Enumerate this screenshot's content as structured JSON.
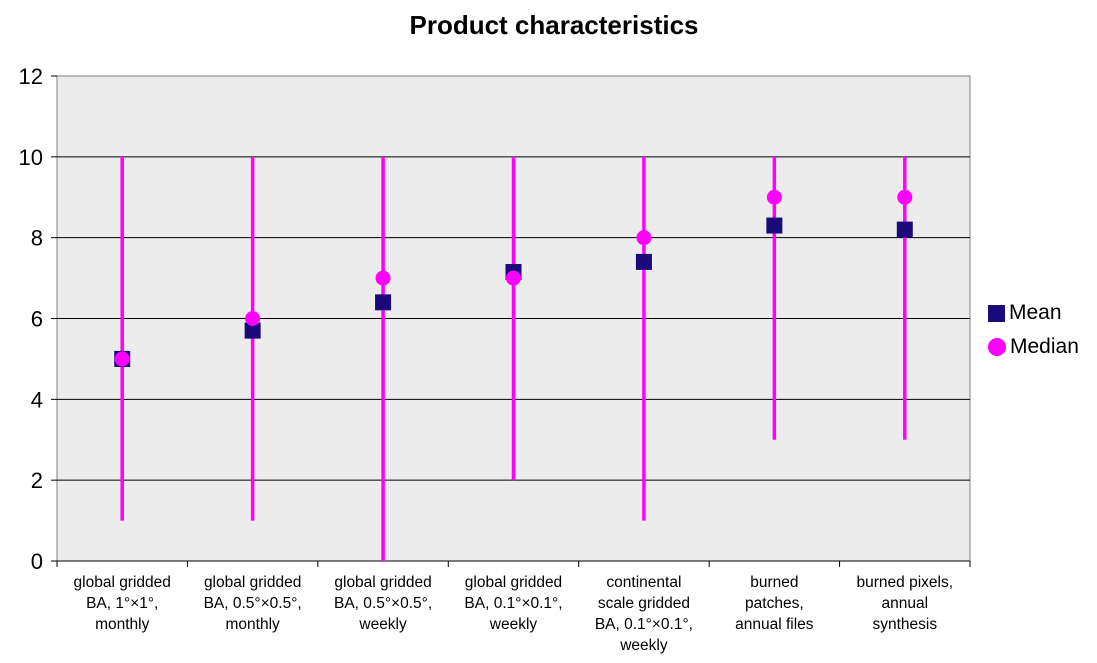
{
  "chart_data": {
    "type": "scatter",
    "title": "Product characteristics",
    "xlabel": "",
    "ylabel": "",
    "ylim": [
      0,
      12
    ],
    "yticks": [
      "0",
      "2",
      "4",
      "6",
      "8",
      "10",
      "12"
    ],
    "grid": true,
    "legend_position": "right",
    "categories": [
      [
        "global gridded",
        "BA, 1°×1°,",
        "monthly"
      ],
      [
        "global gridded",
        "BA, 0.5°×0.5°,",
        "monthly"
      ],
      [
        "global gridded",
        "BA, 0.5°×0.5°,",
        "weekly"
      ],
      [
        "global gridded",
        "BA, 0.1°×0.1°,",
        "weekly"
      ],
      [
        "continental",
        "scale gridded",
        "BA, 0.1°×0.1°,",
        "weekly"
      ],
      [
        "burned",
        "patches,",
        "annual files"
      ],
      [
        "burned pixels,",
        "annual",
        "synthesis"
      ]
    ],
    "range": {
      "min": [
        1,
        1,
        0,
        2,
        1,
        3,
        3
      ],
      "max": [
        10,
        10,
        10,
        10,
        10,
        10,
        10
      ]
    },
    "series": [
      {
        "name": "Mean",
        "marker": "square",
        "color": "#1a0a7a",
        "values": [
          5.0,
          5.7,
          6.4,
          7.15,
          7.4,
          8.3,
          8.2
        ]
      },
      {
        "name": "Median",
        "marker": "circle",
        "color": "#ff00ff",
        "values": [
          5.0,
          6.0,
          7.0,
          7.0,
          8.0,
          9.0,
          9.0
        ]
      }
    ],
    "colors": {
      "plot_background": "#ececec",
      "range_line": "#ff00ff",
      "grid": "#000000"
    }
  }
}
+++++
What is asked => Repeat the data above exactly, but not the pictures.

Solved exercise =>
Enumerate this screenshot's content as structured JSON.
{
  "chart_data": {
    "type": "scatter",
    "title": "Product characteristics",
    "xlabel": "",
    "ylabel": "",
    "ylim": [
      0,
      12
    ],
    "yticks": [
      "0",
      "2",
      "4",
      "6",
      "8",
      "10",
      "12"
    ],
    "grid": true,
    "legend_position": "right",
    "categories": [
      [
        "global gridded",
        "BA, 1°×1°,",
        "monthly"
      ],
      [
        "global gridded",
        "BA, 0.5°×0.5°,",
        "monthly"
      ],
      [
        "global gridded",
        "BA, 0.5°×0.5°,",
        "weekly"
      ],
      [
        "global gridded",
        "BA, 0.1°×0.1°,",
        "weekly"
      ],
      [
        "continental",
        "scale gridded",
        "BA, 0.1°×0.1°,",
        "weekly"
      ],
      [
        "burned",
        "patches,",
        "annual files"
      ],
      [
        "burned pixels,",
        "annual",
        "synthesis"
      ]
    ],
    "range": {
      "min": [
        1,
        1,
        0,
        2,
        1,
        3,
        3
      ],
      "max": [
        10,
        10,
        10,
        10,
        10,
        10,
        10
      ]
    },
    "series": [
      {
        "name": "Mean",
        "marker": "square",
        "color": "#1a0a7a",
        "values": [
          5.0,
          5.7,
          6.4,
          7.15,
          7.4,
          8.3,
          8.2
        ]
      },
      {
        "name": "Median",
        "marker": "circle",
        "color": "#ff00ff",
        "values": [
          5.0,
          6.0,
          7.0,
          7.0,
          8.0,
          9.0,
          9.0
        ]
      }
    ],
    "colors": {
      "plot_background": "#ececec",
      "range_line": "#ff00ff",
      "grid": "#000000"
    }
  }
}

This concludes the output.